- **Dataset records**
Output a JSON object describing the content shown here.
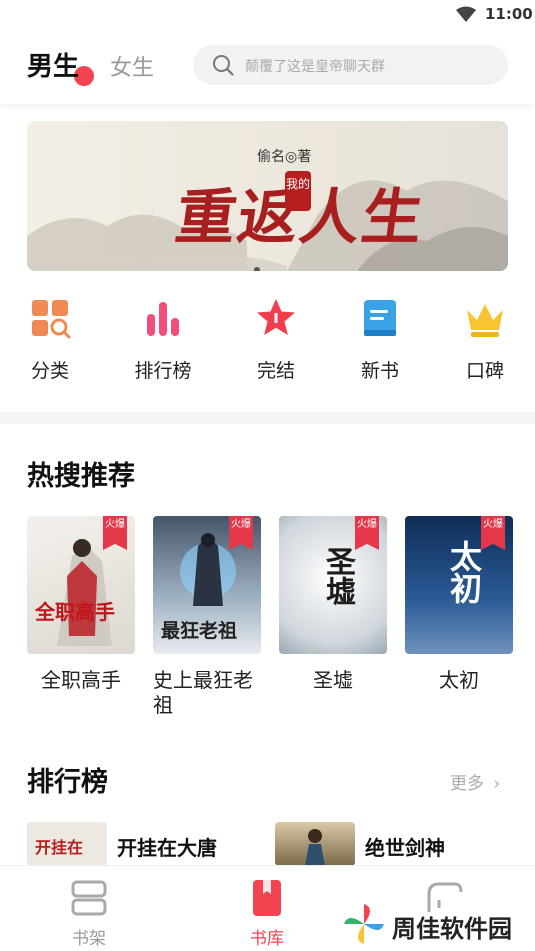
{
  "status_bar": {
    "time": "11:00"
  },
  "header": {
    "tab_male": "男生",
    "tab_female": "女生",
    "search_placeholder": "颠覆了这是皇帝聊天群"
  },
  "banner": {
    "author": "偷名◎著",
    "title": "重返人生",
    "seal": "我的",
    "active_slide": 1
  },
  "nav": [
    {
      "label": "分类",
      "icon": "category-icon"
    },
    {
      "label": "排行榜",
      "icon": "ranking-icon"
    },
    {
      "label": "完结",
      "icon": "star-icon"
    },
    {
      "label": "新书",
      "icon": "new-book-icon"
    },
    {
      "label": "口碑",
      "icon": "crown-icon"
    }
  ],
  "hot": {
    "title": "热搜推荐",
    "books": [
      {
        "name": "全职高手",
        "cover_text": "全职高手",
        "badge": "火爆"
      },
      {
        "name": "史上最狂老祖",
        "cover_text": "最狂老祖",
        "badge": "火爆"
      },
      {
        "name": "圣墟",
        "cover_text": "圣墟",
        "badge": "火爆"
      },
      {
        "name": "太初",
        "cover_text": "太初",
        "badge": "火爆"
      }
    ]
  },
  "ranking": {
    "title": "排行榜",
    "more": "更多",
    "items": [
      {
        "name": "开挂在大唐",
        "cover_text": "开挂在"
      },
      {
        "name": "绝世剑神"
      }
    ]
  },
  "bottom_nav": [
    {
      "label": "书架",
      "icon": "bookshelf-icon"
    },
    {
      "label": "书库",
      "icon": "library-icon"
    },
    {
      "label": "",
      "icon": "discover-icon"
    }
  ],
  "watermark": {
    "text": "周佳软件园"
  },
  "colors": {
    "accent": "#f2444f",
    "badge": "#e4384a"
  }
}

- **YOUR OBJECTIVE**
Please set down each line of the data above exactly as written, without the pictures.

- **ANSWER TO THE TASK**
Output a JSON object describing the content shown here.
{
  "status_bar": {
    "time": "11:00"
  },
  "header": {
    "tab_male": "男生",
    "tab_female": "女生",
    "search_placeholder": "颠覆了这是皇帝聊天群"
  },
  "banner": {
    "author": "偷名◎著",
    "title": "重返人生",
    "seal": "我的",
    "active_slide": 1
  },
  "nav": [
    {
      "label": "分类",
      "icon": "category-icon"
    },
    {
      "label": "排行榜",
      "icon": "ranking-icon"
    },
    {
      "label": "完结",
      "icon": "star-icon"
    },
    {
      "label": "新书",
      "icon": "new-book-icon"
    },
    {
      "label": "口碑",
      "icon": "crown-icon"
    }
  ],
  "hot": {
    "title": "热搜推荐",
    "books": [
      {
        "name": "全职高手",
        "cover_text": "全职高手",
        "badge": "火爆"
      },
      {
        "name": "史上最狂老祖",
        "cover_text": "最狂老祖",
        "badge": "火爆"
      },
      {
        "name": "圣墟",
        "cover_text": "圣墟",
        "badge": "火爆"
      },
      {
        "name": "太初",
        "cover_text": "太初",
        "badge": "火爆"
      }
    ]
  },
  "ranking": {
    "title": "排行榜",
    "more": "更多",
    "items": [
      {
        "name": "开挂在大唐",
        "cover_text": "开挂在"
      },
      {
        "name": "绝世剑神"
      }
    ]
  },
  "bottom_nav": [
    {
      "label": "书架",
      "icon": "bookshelf-icon"
    },
    {
      "label": "书库",
      "icon": "library-icon"
    },
    {
      "label": "",
      "icon": "discover-icon"
    }
  ],
  "watermark": {
    "text": "周佳软件园"
  },
  "colors": {
    "accent": "#f2444f",
    "badge": "#e4384a"
  }
}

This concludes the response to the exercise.